== Stated exercise ==
Make an exact copy of the records, with the images left out.
"""
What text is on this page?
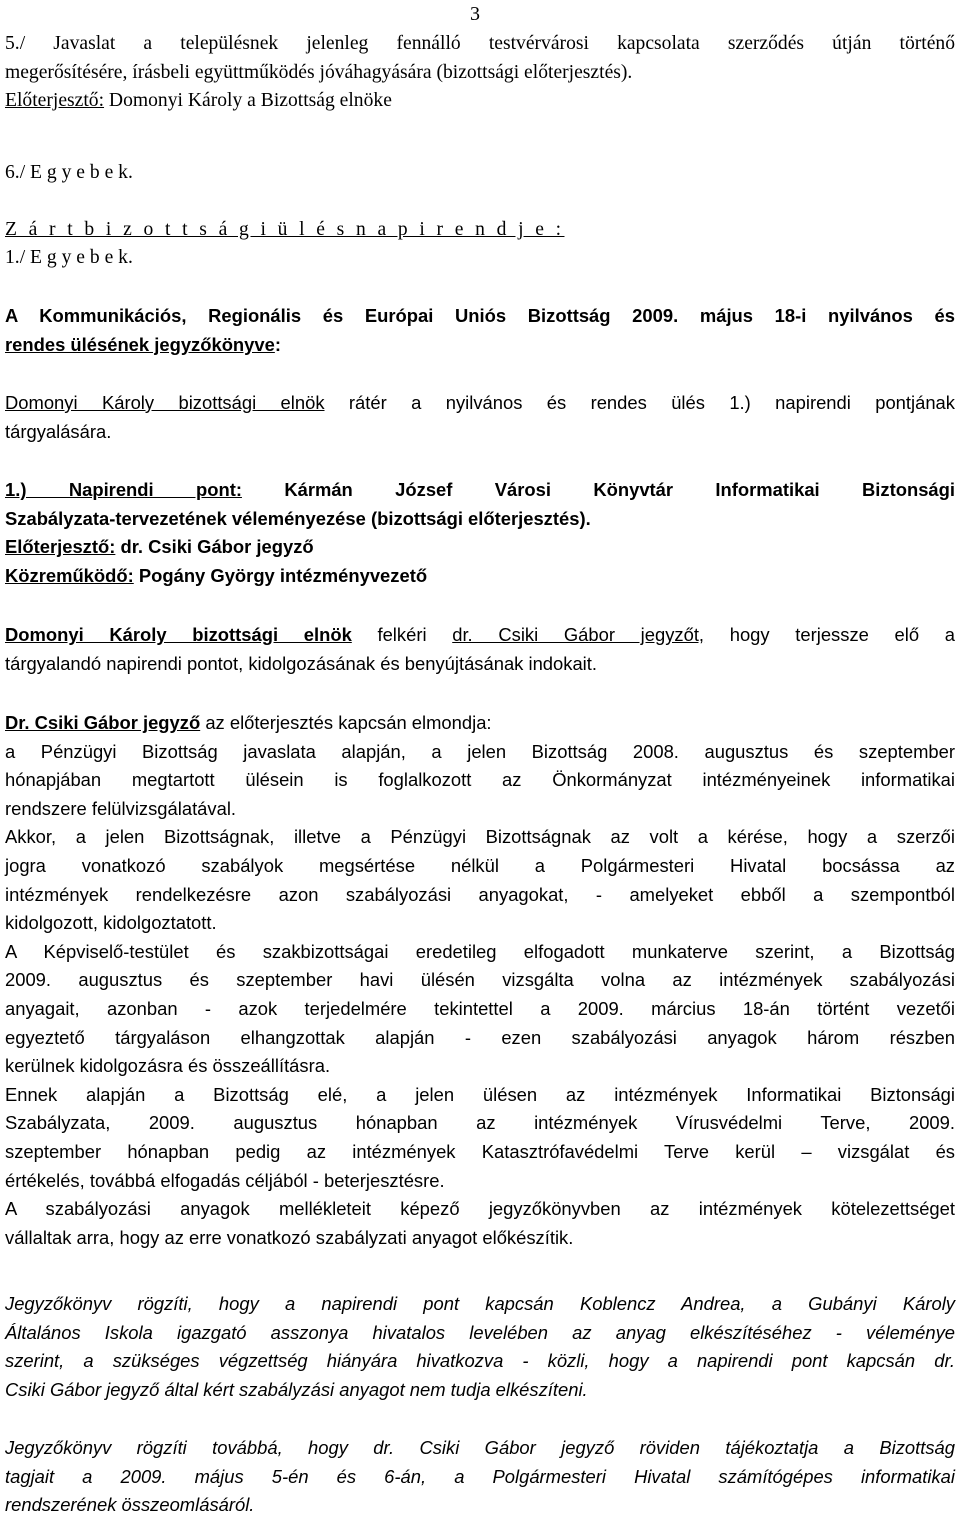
3

5./ Javaslat a településnek jelenleg fennálló testvérvárosi kapcsolata szerződés útján történő

megerősítésére, írásbeli együttműködés jóváhagyására (bizottsági előterjesztés).

Előterjesztő: Domonyi Károly a Bizottság elnöke

6./ E g y e b e k.

Z á r t b i z o t t s á g i ü l é s n a p i r e n d j e :

1./ E g y e b e k.

A Kommunikációs, Regionális és Európai Uniós Bizottság 2009. május 18-i nyilvános és

rendes ülésének jegyzőkönyve:

Domonyi Károly bizottsági elnök rátér a nyilvános és rendes ülés 1.) napirendi pontjának

tárgyalására.

1.) Napirendi pont: Kármán József Városi Könyvtár Informatikai Biztonsági

Szabályzata-tervezetének véleményezése (bizottsági előterjesztés).

Előterjesztő: dr. Csiki Gábor jegyző

Közreműködő: Pogány György intézményvezető

Domonyi Károly bizottsági elnök felkéri dr. Csiki Gábor jegyzőt, hogy terjessze elő a

tárgyalandó napirendi pontot, kidolgozásának és benyújtásának indokait.

Dr. Csiki Gábor jegyző az előterjesztés kapcsán elmondja:

a Pénzügyi Bizottság javaslata alapján, a jelen Bizottság 2008. augusztus és szeptember

hónapjában megtartott ülésein is foglalkozott az Önkormányzat intézményeinek informatikai

rendszere felülvizsgálatával.

Akkor, a jelen Bizottságnak, illetve a Pénzügyi Bizottságnak az volt a kérése, hogy a szerzői

jogra vonatkozó szabályok megsértése nélkül a Polgármesteri Hivatal bocsássa az

intézmények rendelkezésre azon szabályozási anyagokat, - amelyeket ebből a szempontból

kidolgozott, kidolgoztatott.

A Képviselő-testület és szakbizottságai eredetileg elfogadott munkaterve szerint, a Bizottság

2009. augusztus és szeptember havi ülésén vizsgálta volna az intézmények szabályozási

anyagait, azonban - azok terjedelmére tekintettel a 2009. március 18-án történt vezetői

egyeztető tárgyaláson elhangzottak alapján - ezen szabályozási anyagok három részben

kerülnek kidolgozásra és összeállításra.

Ennek alapján a Bizottság elé, a jelen ülésen az intézmények Informatikai Biztonsági

Szabályzata, 2009. augusztus hónapban az intézmények Vírusvédelmi Terve, 2009.

szeptember hónapban pedig az intézmények Katasztrófavédelmi Terve kerül – vizsgálat és

értékelés, továbbá elfogadás céljából - beterjesztésre.

A szabályozási anyagok mellékleteit képező jegyzőkönyvben az intézmények kötelezettséget

vállaltak arra, hogy az erre vonatkozó szabályzati anyagot előkészítik.

Jegyzőkönyv rögzíti, hogy a napirendi pont kapcsán Koblencz Andrea, a Gubányi Károly

Általános Iskola igazgató asszonya hivatalos levelében az anyag elkészítéséhez - véleménye

szerint, a szükséges végzettség hiányára hivatkozva - közli, hogy a napirendi pont kapcsán dr.

Csiki Gábor jegyző által kért szabályzási anyagot nem tudja elkészíteni.

Jegyzőkönyv rögzíti továbbá, hogy dr. Csiki Gábor jegyző röviden tájékoztatja a Bizottság

tagjait a 2009. május 5-én és 6-án, a Polgármesteri Hivatal számítógépes informatikai

rendszerének összeomlásáról.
"""
== Exercise result ==
What text is on this page?
3

5./ Javaslat a településnek jelenleg fennálló testvérvárosi kapcsolata szerződés útján történő

megerősítésére, írásbeli együttműködés jóváhagyására (bizottsági előterjesztés).

Előterjesztő: Domonyi Károly a Bizottság elnöke

6./ E g y e b e k.

Z á r t b i z o t t s á g i ü l é s n a p i r e n d j e :

1./ E g y e b e k.

A Kommunikációs, Regionális és Európai Uniós Bizottság 2009. május 18-i nyilvános és

rendes ülésének jegyzőkönyve:

Domonyi Károly bizottsági elnök rátér a nyilvános és rendes ülés 1.) napirendi pontjának

tárgyalására.

1.) Napirendi pont: Kármán József Városi Könyvtár Informatikai Biztonsági

Szabályzata-tervezetének véleményezése (bizottsági előterjesztés).

Előterjesztő: dr. Csiki Gábor jegyző

Közreműködő: Pogány György intézményvezető

Domonyi Károly bizottsági elnök felkéri dr. Csiki Gábor jegyzőt, hogy terjessze elő a

tárgyalandó napirendi pontot, kidolgozásának és benyújtásának indokait.

Dr. Csiki Gábor jegyző az előterjesztés kapcsán elmondja:

a Pénzügyi Bizottság javaslata alapján, a jelen Bizottság 2008. augusztus és szeptember

hónapjában megtartott ülésein is foglalkozott az Önkormányzat intézményeinek informatikai

rendszere felülvizsgálatával.

Akkor, a jelen Bizottságnak, illetve a Pénzügyi Bizottságnak az volt a kérése, hogy a szerzői

jogra vonatkozó szabályok megsértése nélkül a Polgármesteri Hivatal bocsássa az

intézmények rendelkezésre azon szabályozási anyagokat, - amelyeket ebből a szempontból

kidolgozott, kidolgoztatott.

A Képviselő-testület és szakbizottságai eredetileg elfogadott munkaterve szerint, a Bizottság

2009. augusztus és szeptember havi ülésén vizsgálta volna az intézmények szabályozási

anyagait, azonban - azok terjedelmére tekintettel a 2009. március 18-án történt vezetői

egyeztető tárgyaláson elhangzottak alapján - ezen szabályozási anyagok három részben

kerülnek kidolgozásra és összeállításra.

Ennek alapján a Bizottság elé, a jelen ülésen az intézmények Informatikai Biztonsági

Szabályzata, 2009. augusztus hónapban az intézmények Vírusvédelmi Terve, 2009.

szeptember hónapban pedig az intézmények Katasztrófavédelmi Terve kerül – vizsgálat és

értékelés, továbbá elfogadás céljából - beterjesztésre.

A szabályozási anyagok mellékleteit képező jegyzőkönyvben az intézmények kötelezettséget

vállaltak arra, hogy az erre vonatkozó szabályzati anyagot előkészítik.

Jegyzőkönyv rögzíti, hogy a napirendi pont kapcsán Koblencz Andrea, a Gubányi Károly

Általános Iskola igazgató asszonya hivatalos levelében az anyag elkészítéséhez - véleménye

szerint, a szükséges végzettség hiányára hivatkozva - közli, hogy a napirendi pont kapcsán dr.

Csiki Gábor jegyző által kért szabályzási anyagot nem tudja elkészíteni.

Jegyzőkönyv rögzíti továbbá, hogy dr. Csiki Gábor jegyző röviden tájékoztatja a Bizottság

tagjait a 2009. május 5-én és 6-án, a Polgármesteri Hivatal számítógépes informatikai

rendszerének összeomlásáról.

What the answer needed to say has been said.